**Prompt:** Reproduce all of the data exactly, with no line skipped.

**Stored entries:**
════════════════

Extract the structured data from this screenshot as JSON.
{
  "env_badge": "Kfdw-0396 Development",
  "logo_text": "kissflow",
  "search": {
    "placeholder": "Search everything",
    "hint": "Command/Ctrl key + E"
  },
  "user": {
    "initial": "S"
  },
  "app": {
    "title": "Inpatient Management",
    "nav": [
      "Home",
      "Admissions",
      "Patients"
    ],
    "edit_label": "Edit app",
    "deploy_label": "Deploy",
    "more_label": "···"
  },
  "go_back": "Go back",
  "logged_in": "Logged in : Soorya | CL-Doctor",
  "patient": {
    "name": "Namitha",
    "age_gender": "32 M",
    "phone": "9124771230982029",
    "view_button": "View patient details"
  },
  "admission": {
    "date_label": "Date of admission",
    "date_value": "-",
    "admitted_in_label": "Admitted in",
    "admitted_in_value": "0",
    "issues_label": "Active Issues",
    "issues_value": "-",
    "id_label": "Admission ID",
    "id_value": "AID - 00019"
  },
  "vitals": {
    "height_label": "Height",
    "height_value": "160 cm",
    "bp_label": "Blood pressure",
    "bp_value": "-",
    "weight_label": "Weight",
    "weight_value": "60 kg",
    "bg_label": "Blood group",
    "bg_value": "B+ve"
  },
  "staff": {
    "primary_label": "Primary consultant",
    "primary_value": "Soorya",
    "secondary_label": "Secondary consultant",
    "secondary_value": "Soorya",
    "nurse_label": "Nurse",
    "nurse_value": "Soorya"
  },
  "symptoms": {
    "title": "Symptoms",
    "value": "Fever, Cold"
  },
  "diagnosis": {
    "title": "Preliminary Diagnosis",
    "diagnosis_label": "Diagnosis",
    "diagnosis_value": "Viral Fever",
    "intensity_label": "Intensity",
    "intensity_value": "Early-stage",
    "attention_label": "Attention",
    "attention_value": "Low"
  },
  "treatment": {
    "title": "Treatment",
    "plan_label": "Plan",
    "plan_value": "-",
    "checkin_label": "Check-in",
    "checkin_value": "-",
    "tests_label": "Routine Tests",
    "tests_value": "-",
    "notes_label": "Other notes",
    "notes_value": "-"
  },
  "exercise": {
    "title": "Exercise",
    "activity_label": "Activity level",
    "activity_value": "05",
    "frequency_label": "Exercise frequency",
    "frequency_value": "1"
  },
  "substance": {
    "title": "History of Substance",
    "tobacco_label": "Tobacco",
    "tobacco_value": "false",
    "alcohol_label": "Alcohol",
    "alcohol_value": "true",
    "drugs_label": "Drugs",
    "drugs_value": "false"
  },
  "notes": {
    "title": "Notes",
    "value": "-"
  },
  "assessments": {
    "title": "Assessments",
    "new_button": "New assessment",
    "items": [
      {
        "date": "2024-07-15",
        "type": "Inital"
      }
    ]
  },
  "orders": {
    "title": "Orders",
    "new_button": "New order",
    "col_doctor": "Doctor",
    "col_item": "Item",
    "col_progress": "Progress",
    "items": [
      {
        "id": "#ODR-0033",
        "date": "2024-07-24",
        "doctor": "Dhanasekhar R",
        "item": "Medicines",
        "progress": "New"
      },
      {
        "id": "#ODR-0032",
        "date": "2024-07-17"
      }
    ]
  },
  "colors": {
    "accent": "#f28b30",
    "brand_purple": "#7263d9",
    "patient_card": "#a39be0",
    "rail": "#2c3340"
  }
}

════════════════

**Your solution:**
Extract the structured data from this screenshot as JSON.
{
  "env_badge": "Kfdw-0396 Development",
  "logo_text": "kissflow",
  "search": {
    "placeholder": "Search everything",
    "hint": "Command/Ctrl key + E"
  },
  "user": {
    "initial": "S"
  },
  "app": {
    "title": "Inpatient Management",
    "nav": [
      "Home",
      "Admissions",
      "Patients"
    ],
    "edit_label": "Edit app",
    "deploy_label": "Deploy",
    "more_label": "···"
  },
  "go_back": "Go back",
  "logged_in": "Logged in : Soorya | CL-Doctor",
  "patient": {
    "name": "Namitha",
    "age_gender": "32 M",
    "phone": "9124771230982029",
    "view_button": "View patient details"
  },
  "admission": {
    "date_label": "Date of admission",
    "date_value": "-",
    "admitted_in_label": "Admitted in",
    "admitted_in_value": "0",
    "issues_label": "Active Issues",
    "issues_value": "-",
    "id_label": "Admission ID",
    "id_value": "AID - 00019"
  },
  "vitals": {
    "height_label": "Height",
    "height_value": "160 cm",
    "bp_label": "Blood pressure",
    "bp_value": "-",
    "weight_label": "Weight",
    "weight_value": "60 kg",
    "bg_label": "Blood group",
    "bg_value": "B+ve"
  },
  "staff": {
    "primary_label": "Primary consultant",
    "primary_value": "Soorya",
    "secondary_label": "Secondary consultant",
    "secondary_value": "Soorya",
    "nurse_label": "Nurse",
    "nurse_value": "Soorya"
  },
  "symptoms": {
    "title": "Symptoms",
    "value": "Fever, Cold"
  },
  "diagnosis": {
    "title": "Preliminary Diagnosis",
    "diagnosis_label": "Diagnosis",
    "diagnosis_value": "Viral Fever",
    "intensity_label": "Intensity",
    "intensity_value": "Early-stage",
    "attention_label": "Attention",
    "attention_value": "Low"
  },
  "treatment": {
    "title": "Treatment",
    "plan_label": "Plan",
    "plan_value": "-",
    "checkin_label": "Check-in",
    "checkin_value": "-",
    "tests_label": "Routine Tests",
    "tests_value": "-",
    "notes_label": "Other notes",
    "notes_value": "-"
  },
  "exercise": {
    "title": "Exercise",
    "activity_label": "Activity level",
    "activity_value": "05",
    "frequency_label": "Exercise frequency",
    "frequency_value": "1"
  },
  "substance": {
    "title": "History of Substance",
    "tobacco_label": "Tobacco",
    "tobacco_value": "false",
    "alcohol_label": "Alcohol",
    "alcohol_value": "true",
    "drugs_label": "Drugs",
    "drugs_value": "false"
  },
  "notes": {
    "title": "Notes",
    "value": "-"
  },
  "assessments": {
    "title": "Assessments",
    "new_button": "New assessment",
    "items": [
      {
        "date": "2024-07-15",
        "type": "Inital"
      }
    ]
  },
  "orders": {
    "title": "Orders",
    "new_button": "New order",
    "col_doctor": "Doctor",
    "col_item": "Item",
    "col_progress": "Progress",
    "items": [
      {
        "id": "#ODR-0033",
        "date": "2024-07-24",
        "doctor": "Dhanasekhar R",
        "item": "Medicines",
        "progress": "New"
      },
      {
        "id": "#ODR-0032",
        "date": "2024-07-17"
      }
    ]
  },
  "colors": {
    "accent": "#f28b30",
    "brand_purple": "#7263d9",
    "patient_card": "#a39be0",
    "rail": "#2c3340"
  }
}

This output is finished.